### Source records ###

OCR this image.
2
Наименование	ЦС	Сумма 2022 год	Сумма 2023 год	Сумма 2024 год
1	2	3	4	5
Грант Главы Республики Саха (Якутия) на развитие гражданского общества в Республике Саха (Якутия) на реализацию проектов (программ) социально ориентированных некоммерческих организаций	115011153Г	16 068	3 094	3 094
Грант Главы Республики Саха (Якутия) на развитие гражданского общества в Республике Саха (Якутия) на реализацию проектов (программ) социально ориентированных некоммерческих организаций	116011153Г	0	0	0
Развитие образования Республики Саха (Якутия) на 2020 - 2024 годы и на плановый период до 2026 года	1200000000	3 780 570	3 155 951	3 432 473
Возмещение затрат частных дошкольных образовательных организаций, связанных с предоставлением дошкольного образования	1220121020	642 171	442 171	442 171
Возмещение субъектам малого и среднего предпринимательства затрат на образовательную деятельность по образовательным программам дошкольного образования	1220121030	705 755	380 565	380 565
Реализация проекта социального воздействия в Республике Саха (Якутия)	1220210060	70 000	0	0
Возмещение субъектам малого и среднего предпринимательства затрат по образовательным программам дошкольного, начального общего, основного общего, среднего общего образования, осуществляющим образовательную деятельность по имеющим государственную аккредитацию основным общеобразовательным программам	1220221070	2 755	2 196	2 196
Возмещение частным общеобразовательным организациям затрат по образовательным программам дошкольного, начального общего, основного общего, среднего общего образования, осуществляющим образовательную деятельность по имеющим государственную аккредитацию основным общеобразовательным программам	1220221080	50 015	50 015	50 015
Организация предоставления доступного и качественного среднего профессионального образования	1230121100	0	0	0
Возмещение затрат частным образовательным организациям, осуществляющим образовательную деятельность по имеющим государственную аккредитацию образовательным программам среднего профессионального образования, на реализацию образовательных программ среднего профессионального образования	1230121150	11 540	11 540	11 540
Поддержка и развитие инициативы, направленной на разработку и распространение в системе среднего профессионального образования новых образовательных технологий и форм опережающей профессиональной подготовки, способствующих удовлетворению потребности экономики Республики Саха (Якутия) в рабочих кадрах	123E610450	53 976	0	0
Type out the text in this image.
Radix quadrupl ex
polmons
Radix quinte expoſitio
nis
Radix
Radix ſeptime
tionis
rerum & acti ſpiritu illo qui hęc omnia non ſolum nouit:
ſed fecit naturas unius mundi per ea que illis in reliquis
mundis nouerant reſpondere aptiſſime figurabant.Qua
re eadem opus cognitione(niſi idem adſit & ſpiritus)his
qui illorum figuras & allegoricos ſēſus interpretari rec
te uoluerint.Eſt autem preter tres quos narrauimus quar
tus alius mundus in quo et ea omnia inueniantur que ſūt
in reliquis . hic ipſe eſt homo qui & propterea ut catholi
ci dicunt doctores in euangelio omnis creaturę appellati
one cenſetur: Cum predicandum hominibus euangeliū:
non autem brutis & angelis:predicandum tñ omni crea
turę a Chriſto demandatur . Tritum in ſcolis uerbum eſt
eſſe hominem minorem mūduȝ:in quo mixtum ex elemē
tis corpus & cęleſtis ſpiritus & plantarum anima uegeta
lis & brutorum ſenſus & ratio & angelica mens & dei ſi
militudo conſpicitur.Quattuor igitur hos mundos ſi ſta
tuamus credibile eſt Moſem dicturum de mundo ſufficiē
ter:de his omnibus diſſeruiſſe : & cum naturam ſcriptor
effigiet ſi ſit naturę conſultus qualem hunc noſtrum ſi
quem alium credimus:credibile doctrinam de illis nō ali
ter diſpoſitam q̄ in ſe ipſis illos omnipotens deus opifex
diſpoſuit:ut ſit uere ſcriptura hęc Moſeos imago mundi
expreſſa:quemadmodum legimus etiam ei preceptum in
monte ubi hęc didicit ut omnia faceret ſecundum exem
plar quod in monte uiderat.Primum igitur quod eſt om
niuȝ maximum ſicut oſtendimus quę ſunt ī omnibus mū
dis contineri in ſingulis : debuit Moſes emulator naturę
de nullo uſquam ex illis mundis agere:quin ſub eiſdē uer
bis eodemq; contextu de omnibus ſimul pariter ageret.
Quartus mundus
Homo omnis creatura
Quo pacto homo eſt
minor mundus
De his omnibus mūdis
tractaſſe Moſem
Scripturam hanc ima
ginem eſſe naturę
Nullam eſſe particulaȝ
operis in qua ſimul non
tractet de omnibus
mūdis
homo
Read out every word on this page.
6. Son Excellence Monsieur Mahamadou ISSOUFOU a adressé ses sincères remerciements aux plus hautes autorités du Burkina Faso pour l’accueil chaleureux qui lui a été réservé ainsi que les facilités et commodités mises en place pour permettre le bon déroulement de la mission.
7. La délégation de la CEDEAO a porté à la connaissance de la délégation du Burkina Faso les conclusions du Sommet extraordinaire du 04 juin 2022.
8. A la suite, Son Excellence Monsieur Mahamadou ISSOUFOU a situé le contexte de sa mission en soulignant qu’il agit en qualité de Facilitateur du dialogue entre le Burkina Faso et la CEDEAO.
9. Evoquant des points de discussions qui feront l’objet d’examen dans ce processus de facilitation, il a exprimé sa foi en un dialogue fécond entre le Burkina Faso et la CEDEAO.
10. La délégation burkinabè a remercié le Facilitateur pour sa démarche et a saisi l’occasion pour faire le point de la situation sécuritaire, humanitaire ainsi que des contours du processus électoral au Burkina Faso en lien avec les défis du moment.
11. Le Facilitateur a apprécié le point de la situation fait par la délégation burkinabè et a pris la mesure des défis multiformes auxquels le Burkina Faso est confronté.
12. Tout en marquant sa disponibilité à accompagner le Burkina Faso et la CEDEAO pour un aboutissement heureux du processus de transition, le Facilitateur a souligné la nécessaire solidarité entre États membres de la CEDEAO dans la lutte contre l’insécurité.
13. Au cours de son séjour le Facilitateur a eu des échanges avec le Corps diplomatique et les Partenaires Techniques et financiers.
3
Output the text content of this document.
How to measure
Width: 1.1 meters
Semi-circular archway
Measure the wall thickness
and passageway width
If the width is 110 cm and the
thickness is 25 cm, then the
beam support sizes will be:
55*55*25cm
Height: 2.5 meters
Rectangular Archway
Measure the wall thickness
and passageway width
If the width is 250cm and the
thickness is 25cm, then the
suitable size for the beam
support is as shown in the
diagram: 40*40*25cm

###

Do this: In the material above, find each line that contains the word "dialogue", and select it.

Task answer:
8. A la suite, Son Excellence Monsieur Mahamadou ISSOUFOU a situé le contexte de sa mission en soulignant qu’il agit en qualité de Facilitateur du dialogue entre le Burkina Faso et la CEDEAO.
9. Evoquant des points de discussions qui feront l’objet d’examen dans ce processus de facilitation, il a exprimé sa foi en un dialogue fécond entre le Burkina Faso et la CEDEAO.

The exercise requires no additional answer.